WHAT THE EXERCISE ASKS.
Below is a set of records; restate each one word for word.

THE RECORDS.

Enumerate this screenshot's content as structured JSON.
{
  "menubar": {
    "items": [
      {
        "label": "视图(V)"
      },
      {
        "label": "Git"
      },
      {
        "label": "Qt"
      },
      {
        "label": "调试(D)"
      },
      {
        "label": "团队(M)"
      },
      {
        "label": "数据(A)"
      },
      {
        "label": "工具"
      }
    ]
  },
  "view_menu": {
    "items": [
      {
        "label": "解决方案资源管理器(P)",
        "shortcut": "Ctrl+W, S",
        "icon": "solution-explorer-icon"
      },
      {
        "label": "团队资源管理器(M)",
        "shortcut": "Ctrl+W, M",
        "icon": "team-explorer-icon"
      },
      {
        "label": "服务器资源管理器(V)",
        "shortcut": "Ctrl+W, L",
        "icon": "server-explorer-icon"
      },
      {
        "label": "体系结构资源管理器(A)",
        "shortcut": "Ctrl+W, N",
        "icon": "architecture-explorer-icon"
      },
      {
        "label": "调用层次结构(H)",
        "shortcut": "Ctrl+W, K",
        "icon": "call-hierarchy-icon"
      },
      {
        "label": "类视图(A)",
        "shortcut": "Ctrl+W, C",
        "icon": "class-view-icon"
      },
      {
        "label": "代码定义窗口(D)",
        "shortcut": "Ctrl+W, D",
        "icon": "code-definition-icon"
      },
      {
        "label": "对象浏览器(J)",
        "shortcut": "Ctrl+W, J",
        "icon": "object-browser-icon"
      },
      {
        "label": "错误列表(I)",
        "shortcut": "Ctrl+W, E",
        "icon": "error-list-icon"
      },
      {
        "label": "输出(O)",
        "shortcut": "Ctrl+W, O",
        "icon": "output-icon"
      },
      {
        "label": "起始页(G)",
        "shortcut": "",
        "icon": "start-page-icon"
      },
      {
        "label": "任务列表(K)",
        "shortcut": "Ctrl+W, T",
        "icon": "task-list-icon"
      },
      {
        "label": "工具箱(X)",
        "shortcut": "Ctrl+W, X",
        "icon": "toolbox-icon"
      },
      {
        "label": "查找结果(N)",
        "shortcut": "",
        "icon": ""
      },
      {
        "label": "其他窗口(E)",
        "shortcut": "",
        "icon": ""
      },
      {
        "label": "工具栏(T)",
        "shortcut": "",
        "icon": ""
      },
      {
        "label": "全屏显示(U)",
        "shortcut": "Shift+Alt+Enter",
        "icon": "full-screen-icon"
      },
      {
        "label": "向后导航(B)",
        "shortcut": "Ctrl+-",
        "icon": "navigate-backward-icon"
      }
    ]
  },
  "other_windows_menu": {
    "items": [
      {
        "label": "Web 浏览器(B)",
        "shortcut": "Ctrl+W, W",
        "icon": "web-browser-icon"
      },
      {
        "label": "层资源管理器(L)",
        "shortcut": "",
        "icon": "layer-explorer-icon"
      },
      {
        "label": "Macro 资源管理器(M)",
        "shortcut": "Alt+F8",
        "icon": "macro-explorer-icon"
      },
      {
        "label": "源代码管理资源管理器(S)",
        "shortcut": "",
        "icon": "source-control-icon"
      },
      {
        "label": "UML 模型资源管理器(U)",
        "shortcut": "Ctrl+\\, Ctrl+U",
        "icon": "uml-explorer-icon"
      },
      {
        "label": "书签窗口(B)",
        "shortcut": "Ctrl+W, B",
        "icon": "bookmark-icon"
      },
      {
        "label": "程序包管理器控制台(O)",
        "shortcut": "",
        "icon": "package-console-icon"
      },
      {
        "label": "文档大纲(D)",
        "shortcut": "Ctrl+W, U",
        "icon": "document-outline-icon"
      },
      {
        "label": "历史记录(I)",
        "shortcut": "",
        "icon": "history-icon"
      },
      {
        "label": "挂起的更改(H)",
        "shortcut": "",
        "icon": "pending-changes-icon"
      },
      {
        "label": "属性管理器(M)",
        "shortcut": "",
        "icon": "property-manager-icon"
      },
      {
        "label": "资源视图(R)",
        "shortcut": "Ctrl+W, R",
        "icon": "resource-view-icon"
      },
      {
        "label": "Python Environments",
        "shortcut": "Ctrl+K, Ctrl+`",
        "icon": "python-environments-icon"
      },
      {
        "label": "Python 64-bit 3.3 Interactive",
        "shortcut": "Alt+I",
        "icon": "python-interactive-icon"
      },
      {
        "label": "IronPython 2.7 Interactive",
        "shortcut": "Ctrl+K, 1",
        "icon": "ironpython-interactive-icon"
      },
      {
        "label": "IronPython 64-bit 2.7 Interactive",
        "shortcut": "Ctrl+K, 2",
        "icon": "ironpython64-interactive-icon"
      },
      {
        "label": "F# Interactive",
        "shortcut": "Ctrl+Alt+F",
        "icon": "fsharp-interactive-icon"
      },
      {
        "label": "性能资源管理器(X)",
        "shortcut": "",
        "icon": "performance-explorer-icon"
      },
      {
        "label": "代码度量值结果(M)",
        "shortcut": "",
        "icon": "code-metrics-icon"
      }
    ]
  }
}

ANSWER TO THIS PROBLEM.
Enumerate this screenshot's content as structured JSON.
{
  "menubar": {
    "items": [
      {
        "label": "视图(V)"
      },
      {
        "label": "Git"
      },
      {
        "label": "Qt"
      },
      {
        "label": "调试(D)"
      },
      {
        "label": "团队(M)"
      },
      {
        "label": "数据(A)"
      },
      {
        "label": "工具"
      }
    ]
  },
  "view_menu": {
    "items": [
      {
        "label": "解决方案资源管理器(P)",
        "shortcut": "Ctrl+W, S",
        "icon": "solution-explorer-icon"
      },
      {
        "label": "团队资源管理器(M)",
        "shortcut": "Ctrl+W, M",
        "icon": "team-explorer-icon"
      },
      {
        "label": "服务器资源管理器(V)",
        "shortcut": "Ctrl+W, L",
        "icon": "server-explorer-icon"
      },
      {
        "label": "体系结构资源管理器(A)",
        "shortcut": "Ctrl+W, N",
        "icon": "architecture-explorer-icon"
      },
      {
        "label": "调用层次结构(H)",
        "shortcut": "Ctrl+W, K",
        "icon": "call-hierarchy-icon"
      },
      {
        "label": "类视图(A)",
        "shortcut": "Ctrl+W, C",
        "icon": "class-view-icon"
      },
      {
        "label": "代码定义窗口(D)",
        "shortcut": "Ctrl+W, D",
        "icon": "code-definition-icon"
      },
      {
        "label": "对象浏览器(J)",
        "shortcut": "Ctrl+W, J",
        "icon": "object-browser-icon"
      },
      {
        "label": "错误列表(I)",
        "shortcut": "Ctrl+W, E",
        "icon": "error-list-icon"
      },
      {
        "label": "输出(O)",
        "shortcut": "Ctrl+W, O",
        "icon": "output-icon"
      },
      {
        "label": "起始页(G)",
        "shortcut": "",
        "icon": "start-page-icon"
      },
      {
        "label": "任务列表(K)",
        "shortcut": "Ctrl+W, T",
        "icon": "task-list-icon"
      },
      {
        "label": "工具箱(X)",
        "shortcut": "Ctrl+W, X",
        "icon": "toolbox-icon"
      },
      {
        "label": "查找结果(N)",
        "shortcut": "",
        "icon": ""
      },
      {
        "label": "其他窗口(E)",
        "shortcut": "",
        "icon": ""
      },
      {
        "label": "工具栏(T)",
        "shortcut": "",
        "icon": ""
      },
      {
        "label": "全屏显示(U)",
        "shortcut": "Shift+Alt+Enter",
        "icon": "full-screen-icon"
      },
      {
        "label": "向后导航(B)",
        "shortcut": "Ctrl+-",
        "icon": "navigate-backward-icon"
      }
    ]
  },
  "other_windows_menu": {
    "items": [
      {
        "label": "Web 浏览器(B)",
        "shortcut": "Ctrl+W, W",
        "icon": "web-browser-icon"
      },
      {
        "label": "层资源管理器(L)",
        "shortcut": "",
        "icon": "layer-explorer-icon"
      },
      {
        "label": "Macro 资源管理器(M)",
        "shortcut": "Alt+F8",
        "icon": "macro-explorer-icon"
      },
      {
        "label": "源代码管理资源管理器(S)",
        "shortcut": "",
        "icon": "source-control-icon"
      },
      {
        "label": "UML 模型资源管理器(U)",
        "shortcut": "Ctrl+\\, Ctrl+U",
        "icon": "uml-explorer-icon"
      },
      {
        "label": "书签窗口(B)",
        "shortcut": "Ctrl+W, B",
        "icon": "bookmark-icon"
      },
      {
        "label": "程序包管理器控制台(O)",
        "shortcut": "",
        "icon": "package-console-icon"
      },
      {
        "label": "文档大纲(D)",
        "shortcut": "Ctrl+W, U",
        "icon": "document-outline-icon"
      },
      {
        "label": "历史记录(I)",
        "shortcut": "",
        "icon": "history-icon"
      },
      {
        "label": "挂起的更改(H)",
        "shortcut": "",
        "icon": "pending-changes-icon"
      },
      {
        "label": "属性管理器(M)",
        "shortcut": "",
        "icon": "property-manager-icon"
      },
      {
        "label": "资源视图(R)",
        "shortcut": "Ctrl+W, R",
        "icon": "resource-view-icon"
      },
      {
        "label": "Python Environments",
        "shortcut": "Ctrl+K, Ctrl+`",
        "icon": "python-environments-icon"
      },
      {
        "label": "Python 64-bit 3.3 Interactive",
        "shortcut": "Alt+I",
        "icon": "python-interactive-icon"
      },
      {
        "label": "IronPython 2.7 Interactive",
        "shortcut": "Ctrl+K, 1",
        "icon": "ironpython-interactive-icon"
      },
      {
        "label": "IronPython 64-bit 2.7 Interactive",
        "shortcut": "Ctrl+K, 2",
        "icon": "ironpython64-interactive-icon"
      },
      {
        "label": "F# Interactive",
        "shortcut": "Ctrl+Alt+F",
        "icon": "fsharp-interactive-icon"
      },
      {
        "label": "性能资源管理器(X)",
        "shortcut": "",
        "icon": "performance-explorer-icon"
      },
      {
        "label": "代码度量值结果(M)",
        "shortcut": "",
        "icon": "code-metrics-icon"
      }
    ]
  }
}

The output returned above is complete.